[Your instructions]:
Print the entries verbatim, leaving out the images they contain.

[Given information]:
+-------+

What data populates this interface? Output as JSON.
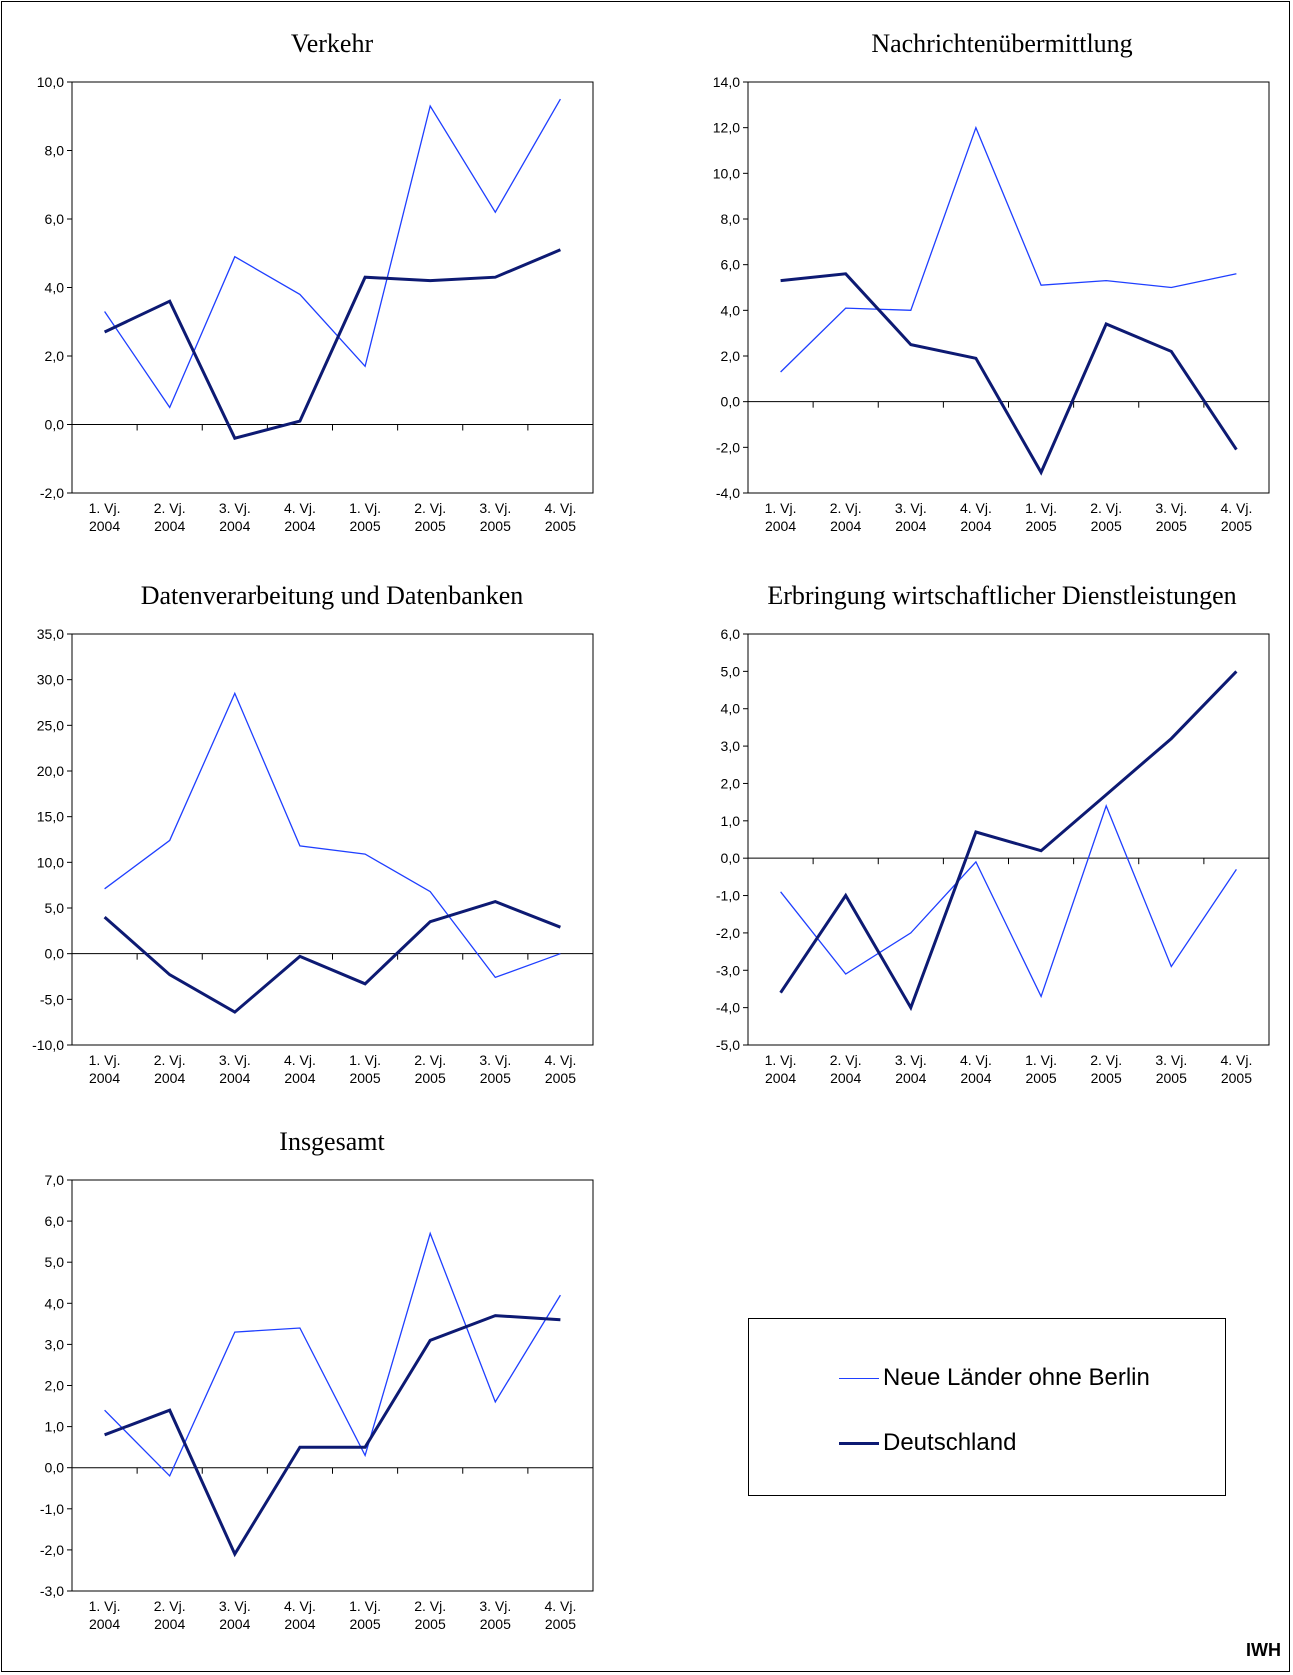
{
  "colors": {
    "neue_laender": "#1f3fff",
    "deutschland": "#0d1a73"
  },
  "legend": {
    "items": [
      {
        "label": "Neue Länder ohne Berlin",
        "series": "neue_laender"
      },
      {
        "label": "Deutschland",
        "series": "deutschland"
      }
    ]
  },
  "source": "IWH",
  "chart_data": [
    {
      "type": "line",
      "title": "Verkehr",
      "categories": [
        "1. Vj. 2004",
        "2. Vj. 2004",
        "3. Vj. 2004",
        "4. Vj. 2004",
        "1. Vj. 2005",
        "2. Vj. 2005",
        "3. Vj. 2005",
        "4. Vj. 2005"
      ],
      "ylim": [
        -2,
        10
      ],
      "ystep": 2,
      "series": [
        {
          "name": "Neue Länder ohne Berlin",
          "key": "neue_laender",
          "values": [
            3.3,
            0.5,
            4.9,
            3.8,
            1.7,
            9.3,
            6.2,
            9.5
          ]
        },
        {
          "name": "Deutschland",
          "key": "deutschland",
          "values": [
            2.7,
            3.6,
            -0.4,
            0.1,
            4.3,
            4.2,
            4.3,
            5.1
          ]
        }
      ]
    },
    {
      "type": "line",
      "title": "Nachrichtenübermittlung",
      "categories": [
        "1. Vj. 2004",
        "2. Vj. 2004",
        "3. Vj. 2004",
        "4. Vj. 2004",
        "1. Vj. 2005",
        "2. Vj. 2005",
        "3. Vj. 2005",
        "4. Vj. 2005"
      ],
      "ylim": [
        -4,
        14
      ],
      "ystep": 2,
      "series": [
        {
          "name": "Neue Länder ohne Berlin",
          "key": "neue_laender",
          "values": [
            1.3,
            4.1,
            4.0,
            12.0,
            5.1,
            5.3,
            5.0,
            5.6
          ]
        },
        {
          "name": "Deutschland",
          "key": "deutschland",
          "values": [
            5.3,
            5.6,
            2.5,
            1.9,
            -3.1,
            3.4,
            2.2,
            -2.1
          ]
        }
      ]
    },
    {
      "type": "line",
      "title": "Datenverarbeitung und Datenbanken",
      "categories": [
        "1. Vj. 2004",
        "2. Vj. 2004",
        "3. Vj. 2004",
        "4. Vj. 2004",
        "1. Vj. 2005",
        "2. Vj. 2005",
        "3. Vj. 2005",
        "4. Vj. 2005"
      ],
      "ylim": [
        -10,
        35
      ],
      "ystep": 5,
      "series": [
        {
          "name": "Neue Länder ohne Berlin",
          "key": "neue_laender",
          "values": [
            7.1,
            12.4,
            28.5,
            11.8,
            10.9,
            6.8,
            -2.6,
            0.0
          ]
        },
        {
          "name": "Deutschland",
          "key": "deutschland",
          "values": [
            4.0,
            -2.3,
            -6.4,
            -0.3,
            -3.3,
            3.5,
            5.7,
            2.9
          ]
        }
      ]
    },
    {
      "type": "line",
      "title": "Erbringung wirtschaftlicher Dienstleistungen",
      "categories": [
        "1. Vj. 2004",
        "2. Vj. 2004",
        "3. Vj. 2004",
        "4. Vj. 2004",
        "1. Vj. 2005",
        "2. Vj. 2005",
        "3. Vj. 2005",
        "4. Vj. 2005"
      ],
      "ylim": [
        -5,
        6
      ],
      "ystep": 1,
      "series": [
        {
          "name": "Neue Länder ohne Berlin",
          "key": "neue_laender",
          "values": [
            -0.9,
            -3.1,
            -2.0,
            -0.1,
            -3.7,
            1.4,
            -2.9,
            -0.3
          ]
        },
        {
          "name": "Deutschland",
          "key": "deutschland",
          "values": [
            -3.6,
            -1.0,
            -4.0,
            0.7,
            0.2,
            1.7,
            3.2,
            5.0
          ]
        }
      ]
    },
    {
      "type": "line",
      "title": "Insgesamt",
      "categories": [
        "1. Vj. 2004",
        "2. Vj. 2004",
        "3. Vj. 2004",
        "4. Vj. 2004",
        "1. Vj. 2005",
        "2. Vj. 2005",
        "3. Vj. 2005",
        "4. Vj. 2005"
      ],
      "ylim": [
        -3,
        7
      ],
      "ystep": 1,
      "series": [
        {
          "name": "Neue Länder ohne Berlin",
          "key": "neue_laender",
          "values": [
            1.4,
            -0.2,
            3.3,
            3.4,
            0.3,
            5.7,
            1.6,
            4.2
          ]
        },
        {
          "name": "Deutschland",
          "key": "deutschland",
          "values": [
            0.8,
            1.4,
            -2.1,
            0.5,
            0.5,
            3.1,
            3.7,
            3.6
          ]
        }
      ]
    }
  ]
}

+-------+

[Reply]:
What data populates this interface? Output as JSON.
{
  "colors": {
    "neue_laender": "#1f3fff",
    "deutschland": "#0d1a73"
  },
  "legend": {
    "items": [
      {
        "label": "Neue Länder ohne Berlin",
        "series": "neue_laender"
      },
      {
        "label": "Deutschland",
        "series": "deutschland"
      }
    ]
  },
  "source": "IWH",
  "chart_data": [
    {
      "type": "line",
      "title": "Verkehr",
      "categories": [
        "1. Vj. 2004",
        "2. Vj. 2004",
        "3. Vj. 2004",
        "4. Vj. 2004",
        "1. Vj. 2005",
        "2. Vj. 2005",
        "3. Vj. 2005",
        "4. Vj. 2005"
      ],
      "ylim": [
        -2,
        10
      ],
      "ystep": 2,
      "series": [
        {
          "name": "Neue Länder ohne Berlin",
          "key": "neue_laender",
          "values": [
            3.3,
            0.5,
            4.9,
            3.8,
            1.7,
            9.3,
            6.2,
            9.5
          ]
        },
        {
          "name": "Deutschland",
          "key": "deutschland",
          "values": [
            2.7,
            3.6,
            -0.4,
            0.1,
            4.3,
            4.2,
            4.3,
            5.1
          ]
        }
      ]
    },
    {
      "type": "line",
      "title": "Nachrichtenübermittlung",
      "categories": [
        "1. Vj. 2004",
        "2. Vj. 2004",
        "3. Vj. 2004",
        "4. Vj. 2004",
        "1. Vj. 2005",
        "2. Vj. 2005",
        "3. Vj. 2005",
        "4. Vj. 2005"
      ],
      "ylim": [
        -4,
        14
      ],
      "ystep": 2,
      "series": [
        {
          "name": "Neue Länder ohne Berlin",
          "key": "neue_laender",
          "values": [
            1.3,
            4.1,
            4.0,
            12.0,
            5.1,
            5.3,
            5.0,
            5.6
          ]
        },
        {
          "name": "Deutschland",
          "key": "deutschland",
          "values": [
            5.3,
            5.6,
            2.5,
            1.9,
            -3.1,
            3.4,
            2.2,
            -2.1
          ]
        }
      ]
    },
    {
      "type": "line",
      "title": "Datenverarbeitung und Datenbanken",
      "categories": [
        "1. Vj. 2004",
        "2. Vj. 2004",
        "3. Vj. 2004",
        "4. Vj. 2004",
        "1. Vj. 2005",
        "2. Vj. 2005",
        "3. Vj. 2005",
        "4. Vj. 2005"
      ],
      "ylim": [
        -10,
        35
      ],
      "ystep": 5,
      "series": [
        {
          "name": "Neue Länder ohne Berlin",
          "key": "neue_laender",
          "values": [
            7.1,
            12.4,
            28.5,
            11.8,
            10.9,
            6.8,
            -2.6,
            0.0
          ]
        },
        {
          "name": "Deutschland",
          "key": "deutschland",
          "values": [
            4.0,
            -2.3,
            -6.4,
            -0.3,
            -3.3,
            3.5,
            5.7,
            2.9
          ]
        }
      ]
    },
    {
      "type": "line",
      "title": "Erbringung wirtschaftlicher Dienstleistungen",
      "categories": [
        "1. Vj. 2004",
        "2. Vj. 2004",
        "3. Vj. 2004",
        "4. Vj. 2004",
        "1. Vj. 2005",
        "2. Vj. 2005",
        "3. Vj. 2005",
        "4. Vj. 2005"
      ],
      "ylim": [
        -5,
        6
      ],
      "ystep": 1,
      "series": [
        {
          "name": "Neue Länder ohne Berlin",
          "key": "neue_laender",
          "values": [
            -0.9,
            -3.1,
            -2.0,
            -0.1,
            -3.7,
            1.4,
            -2.9,
            -0.3
          ]
        },
        {
          "name": "Deutschland",
          "key": "deutschland",
          "values": [
            -3.6,
            -1.0,
            -4.0,
            0.7,
            0.2,
            1.7,
            3.2,
            5.0
          ]
        }
      ]
    },
    {
      "type": "line",
      "title": "Insgesamt",
      "categories": [
        "1. Vj. 2004",
        "2. Vj. 2004",
        "3. Vj. 2004",
        "4. Vj. 2004",
        "1. Vj. 2005",
        "2. Vj. 2005",
        "3. Vj. 2005",
        "4. Vj. 2005"
      ],
      "ylim": [
        -3,
        7
      ],
      "ystep": 1,
      "series": [
        {
          "name": "Neue Länder ohne Berlin",
          "key": "neue_laender",
          "values": [
            1.4,
            -0.2,
            3.3,
            3.4,
            0.3,
            5.7,
            1.6,
            4.2
          ]
        },
        {
          "name": "Deutschland",
          "key": "deutschland",
          "values": [
            0.8,
            1.4,
            -2.1,
            0.5,
            0.5,
            3.1,
            3.7,
            3.6
          ]
        }
      ]
    }
  ]
}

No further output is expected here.